■ TEXTAUSZUG:
################

Colin Kroll (†34): Böse Gerüchte über Quiz-App-König

Sexistisches Benehmen, Schürzenjäger, schlechte Managementqualitäten: Vine-Gründer soll Lotterleben geführt haben

Colin Kroll (†34) wurde am 17. Dezember tot in seiner New Yorker Wohnung gefunden

Colin Kroll (†34) wurde am 17. Dezember tot in seiner New Yorker Wohnung gefunden

Foto: Getty Images Entertainment/Getty Images
Von: Herbert Bauernebel

Der mysteriöse Tod des Quiz-App-Königs Colin Kroll (†34) durch eine mutmaßliche Überdosis mit Heroin und Kokain schockiert New York.

Er wurde am Wochenende tot im Schlafzimmer seines Apartments in SoHo (Manhattan) gefunden. Er lag mit dem Gesicht nach unten im Bett, Utensilien für den Drogenkonsum daneben. Heroin und Koks wurden gefunden, heißt es aus Polizeikreisen. Zur Todesursache ist noch nichts bekannt.

Kroll galt als Star der Tech-Szene: Er hatte zuerst die Videoplattform Vine mitgegründet, die an Twitter verkauft wurde. Dann startete er die Internet-Quizshow HQ Trivia, die täglich Millionen anlockte – eine Weile zumindest.

HQ Triva hatte zuletzt stark an Popularität verloren. Ob dessen Niedergang eine Rolle bei Krolls Tod spielte, ist Gegenstand heftiger Spekulationen.

################

■ AUFGABEN:
a - Wie lässt sich der Artikel über Colin Kroll in zwei Sätzen zusammenfassen?
b - Schreibe den Artikel über Colin Kroll im Anschluss an seinen letzten Satz weiter.
Die Einträge sind eigenständiges Material.

[Elementbox-Einträge]
################

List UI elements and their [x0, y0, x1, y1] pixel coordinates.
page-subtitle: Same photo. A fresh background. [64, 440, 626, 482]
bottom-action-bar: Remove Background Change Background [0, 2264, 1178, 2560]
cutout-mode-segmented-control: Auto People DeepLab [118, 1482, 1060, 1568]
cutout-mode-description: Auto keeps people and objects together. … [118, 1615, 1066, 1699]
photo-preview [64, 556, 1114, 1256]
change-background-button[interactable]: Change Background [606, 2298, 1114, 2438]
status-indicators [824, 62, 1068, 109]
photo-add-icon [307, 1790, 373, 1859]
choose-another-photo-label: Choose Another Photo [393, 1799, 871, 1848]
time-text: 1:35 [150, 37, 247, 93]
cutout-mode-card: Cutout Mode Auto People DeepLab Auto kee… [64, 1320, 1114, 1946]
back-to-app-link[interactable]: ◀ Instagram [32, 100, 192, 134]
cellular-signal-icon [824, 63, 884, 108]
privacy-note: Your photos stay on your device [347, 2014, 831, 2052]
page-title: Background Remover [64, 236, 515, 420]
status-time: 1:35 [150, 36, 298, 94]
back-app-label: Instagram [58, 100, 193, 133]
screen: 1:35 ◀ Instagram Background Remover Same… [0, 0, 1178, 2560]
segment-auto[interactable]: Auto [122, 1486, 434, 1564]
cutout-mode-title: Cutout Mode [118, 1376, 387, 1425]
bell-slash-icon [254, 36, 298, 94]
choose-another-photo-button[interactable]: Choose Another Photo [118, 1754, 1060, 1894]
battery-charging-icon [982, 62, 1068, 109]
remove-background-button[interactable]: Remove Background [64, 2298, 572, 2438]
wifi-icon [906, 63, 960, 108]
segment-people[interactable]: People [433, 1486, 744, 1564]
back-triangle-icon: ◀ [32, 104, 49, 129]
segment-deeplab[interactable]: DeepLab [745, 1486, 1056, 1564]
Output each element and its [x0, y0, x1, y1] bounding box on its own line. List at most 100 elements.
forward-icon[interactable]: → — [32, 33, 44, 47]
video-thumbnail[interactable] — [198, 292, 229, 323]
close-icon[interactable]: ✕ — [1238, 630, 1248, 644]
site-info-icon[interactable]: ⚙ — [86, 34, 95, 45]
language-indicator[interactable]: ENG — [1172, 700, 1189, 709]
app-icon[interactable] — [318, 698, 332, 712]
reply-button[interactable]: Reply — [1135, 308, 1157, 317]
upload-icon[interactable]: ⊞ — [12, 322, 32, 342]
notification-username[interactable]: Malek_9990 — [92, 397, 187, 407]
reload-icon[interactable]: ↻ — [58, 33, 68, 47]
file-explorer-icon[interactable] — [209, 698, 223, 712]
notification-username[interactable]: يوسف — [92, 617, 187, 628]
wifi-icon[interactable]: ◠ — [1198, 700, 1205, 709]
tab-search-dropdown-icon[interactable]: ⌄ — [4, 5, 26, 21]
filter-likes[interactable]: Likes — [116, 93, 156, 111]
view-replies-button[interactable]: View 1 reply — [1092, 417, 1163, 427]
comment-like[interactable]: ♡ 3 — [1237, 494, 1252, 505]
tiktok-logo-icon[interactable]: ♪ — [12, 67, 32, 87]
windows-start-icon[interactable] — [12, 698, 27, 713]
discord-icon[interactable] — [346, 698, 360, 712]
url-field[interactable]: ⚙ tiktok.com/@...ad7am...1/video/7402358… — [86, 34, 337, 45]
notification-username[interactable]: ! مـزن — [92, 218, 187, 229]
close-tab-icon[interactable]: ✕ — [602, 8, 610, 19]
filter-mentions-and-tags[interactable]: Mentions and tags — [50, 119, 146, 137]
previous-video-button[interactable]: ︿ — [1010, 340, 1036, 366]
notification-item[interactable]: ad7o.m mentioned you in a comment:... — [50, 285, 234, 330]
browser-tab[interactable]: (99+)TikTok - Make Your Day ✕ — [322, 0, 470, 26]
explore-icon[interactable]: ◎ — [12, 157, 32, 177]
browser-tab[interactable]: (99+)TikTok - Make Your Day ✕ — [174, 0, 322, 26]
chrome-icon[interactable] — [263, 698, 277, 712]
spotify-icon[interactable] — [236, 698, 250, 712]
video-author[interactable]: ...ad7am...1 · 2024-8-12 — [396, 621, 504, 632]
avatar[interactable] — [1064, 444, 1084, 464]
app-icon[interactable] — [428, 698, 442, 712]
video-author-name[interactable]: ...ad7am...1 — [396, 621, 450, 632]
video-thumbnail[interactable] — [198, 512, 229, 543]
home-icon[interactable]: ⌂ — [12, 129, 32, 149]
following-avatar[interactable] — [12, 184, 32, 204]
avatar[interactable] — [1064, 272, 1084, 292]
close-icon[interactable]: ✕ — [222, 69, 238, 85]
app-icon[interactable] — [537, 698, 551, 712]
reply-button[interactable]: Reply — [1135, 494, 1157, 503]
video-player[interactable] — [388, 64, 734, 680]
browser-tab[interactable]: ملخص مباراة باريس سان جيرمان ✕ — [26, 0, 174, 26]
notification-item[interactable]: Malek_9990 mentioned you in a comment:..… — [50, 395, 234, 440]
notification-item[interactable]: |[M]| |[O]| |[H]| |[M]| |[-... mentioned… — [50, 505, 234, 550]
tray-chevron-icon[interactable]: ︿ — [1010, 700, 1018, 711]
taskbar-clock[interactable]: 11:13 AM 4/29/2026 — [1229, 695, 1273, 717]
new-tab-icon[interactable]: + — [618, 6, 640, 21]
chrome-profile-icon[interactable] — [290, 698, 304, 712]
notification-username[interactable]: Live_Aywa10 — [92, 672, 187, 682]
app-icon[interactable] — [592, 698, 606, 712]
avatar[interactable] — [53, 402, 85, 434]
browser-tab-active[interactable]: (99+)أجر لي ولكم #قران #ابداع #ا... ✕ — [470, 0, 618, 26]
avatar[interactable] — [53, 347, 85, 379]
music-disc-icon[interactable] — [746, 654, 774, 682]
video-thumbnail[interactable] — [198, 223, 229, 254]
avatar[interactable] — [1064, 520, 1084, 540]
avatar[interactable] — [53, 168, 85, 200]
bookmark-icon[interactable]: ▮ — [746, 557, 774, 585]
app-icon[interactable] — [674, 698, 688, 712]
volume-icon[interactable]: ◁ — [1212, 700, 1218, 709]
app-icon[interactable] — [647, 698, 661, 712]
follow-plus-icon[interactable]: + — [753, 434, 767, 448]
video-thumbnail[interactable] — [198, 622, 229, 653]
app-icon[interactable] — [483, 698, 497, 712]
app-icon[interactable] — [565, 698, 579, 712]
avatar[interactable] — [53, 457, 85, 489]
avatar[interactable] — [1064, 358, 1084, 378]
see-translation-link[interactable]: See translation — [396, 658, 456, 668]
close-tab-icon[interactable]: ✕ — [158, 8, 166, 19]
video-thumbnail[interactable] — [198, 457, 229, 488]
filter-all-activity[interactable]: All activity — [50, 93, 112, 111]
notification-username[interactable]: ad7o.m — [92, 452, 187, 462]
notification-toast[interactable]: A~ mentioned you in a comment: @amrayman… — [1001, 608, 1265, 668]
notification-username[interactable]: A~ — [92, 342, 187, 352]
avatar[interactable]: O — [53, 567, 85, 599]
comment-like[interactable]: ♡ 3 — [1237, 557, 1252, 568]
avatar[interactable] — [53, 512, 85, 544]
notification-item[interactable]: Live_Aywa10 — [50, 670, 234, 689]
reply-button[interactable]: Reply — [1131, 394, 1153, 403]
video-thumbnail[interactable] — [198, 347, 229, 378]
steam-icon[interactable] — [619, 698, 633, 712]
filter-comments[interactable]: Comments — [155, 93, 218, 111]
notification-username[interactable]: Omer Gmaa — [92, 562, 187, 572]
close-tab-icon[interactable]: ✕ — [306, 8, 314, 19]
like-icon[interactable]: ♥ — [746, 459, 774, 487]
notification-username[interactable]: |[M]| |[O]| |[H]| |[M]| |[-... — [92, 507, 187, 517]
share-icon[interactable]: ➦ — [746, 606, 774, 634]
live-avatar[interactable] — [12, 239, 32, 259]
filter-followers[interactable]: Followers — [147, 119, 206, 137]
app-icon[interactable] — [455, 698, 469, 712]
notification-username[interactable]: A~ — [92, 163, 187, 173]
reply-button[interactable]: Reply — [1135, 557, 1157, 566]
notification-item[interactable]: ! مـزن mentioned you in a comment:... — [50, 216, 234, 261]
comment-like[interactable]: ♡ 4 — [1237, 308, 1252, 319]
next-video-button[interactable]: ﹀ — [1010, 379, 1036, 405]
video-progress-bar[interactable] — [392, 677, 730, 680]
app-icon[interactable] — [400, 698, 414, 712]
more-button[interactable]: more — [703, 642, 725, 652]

################

■ DIE LÖSUNGEN:
a - Colin Kroll, Mitgründer der an Twitter verkauften Videoplattform Vine und Starter der Internet-Quizshow HQ Trivia, wurde tot im Schlafzimmer seines Apartments in SoHo gefunden, wo laut Polizeikreisen Heroin und Kokain entdeckt wurden. Zur Todesursache ist noch nichts bekannt, und ob der Niedergang des zuletzt stark an Popularität verlierenden HQ Trivia eine Rolle spielte, ist Gegenstand heftiger Spekulationen.

b -
Sein Vater Alan sagte gegenüber der „New York Times“, dass sein Sohn unter enormem Stress litt. Er wusste, dass er Drogen konsumierte, „er hat zu viele Stunden zu hart gearbeitet“, oft 100 Stunden pro Woche. Alan Kroll: „Er ist New York City zum Opfer gefallen irgendwie.“ Der Vater gab aber auch an, dass Kroll kürzlich mit dem Trinken aufgehört und generell „kein echtes Drogenproblem“ gehabt hätte.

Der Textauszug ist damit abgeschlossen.